** START **
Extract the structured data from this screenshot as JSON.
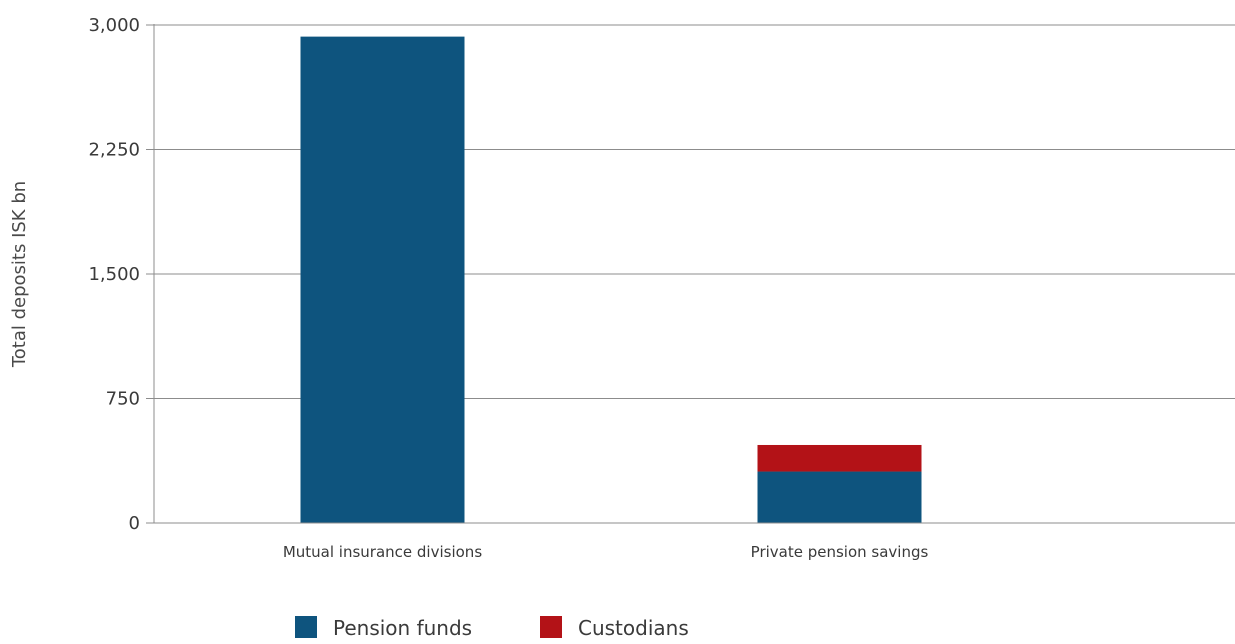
{
  "chart_data": {
    "type": "bar",
    "stacked": true,
    "categories": [
      "Mutual insurance divisions",
      "Private pension savings"
    ],
    "series": [
      {
        "name": "Pension funds",
        "values": [
          2930,
          310
        ],
        "color": "#0e547e"
      },
      {
        "name": "Custodians",
        "values": [
          0,
          160
        ],
        "color": "#b31217"
      }
    ],
    "xlabel": "",
    "ylabel": "Total deposits ISK bn",
    "ylim": [
      0,
      3000
    ],
    "yticks": [
      0,
      750,
      1500,
      2250,
      3000
    ],
    "ytick_labels": [
      "0",
      "750",
      "1,500",
      "2,250",
      "3,000"
    ],
    "grid": true,
    "legend_position": "bottom"
  }
}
** END **
### Your instructions
Pictures are to be left out; the records above must be repeated word for word.

### Exercise answer
Extract the structured data from this screenshot as JSON.
{
  "chart_data": {
    "type": "bar",
    "stacked": true,
    "categories": [
      "Mutual insurance divisions",
      "Private pension savings"
    ],
    "series": [
      {
        "name": "Pension funds",
        "values": [
          2930,
          310
        ],
        "color": "#0e547e"
      },
      {
        "name": "Custodians",
        "values": [
          0,
          160
        ],
        "color": "#b31217"
      }
    ],
    "xlabel": "",
    "ylabel": "Total deposits ISK bn",
    "ylim": [
      0,
      3000
    ],
    "yticks": [
      0,
      750,
      1500,
      2250,
      3000
    ],
    "ytick_labels": [
      "0",
      "750",
      "1,500",
      "2,250",
      "3,000"
    ],
    "grid": true,
    "legend_position": "bottom"
  }
}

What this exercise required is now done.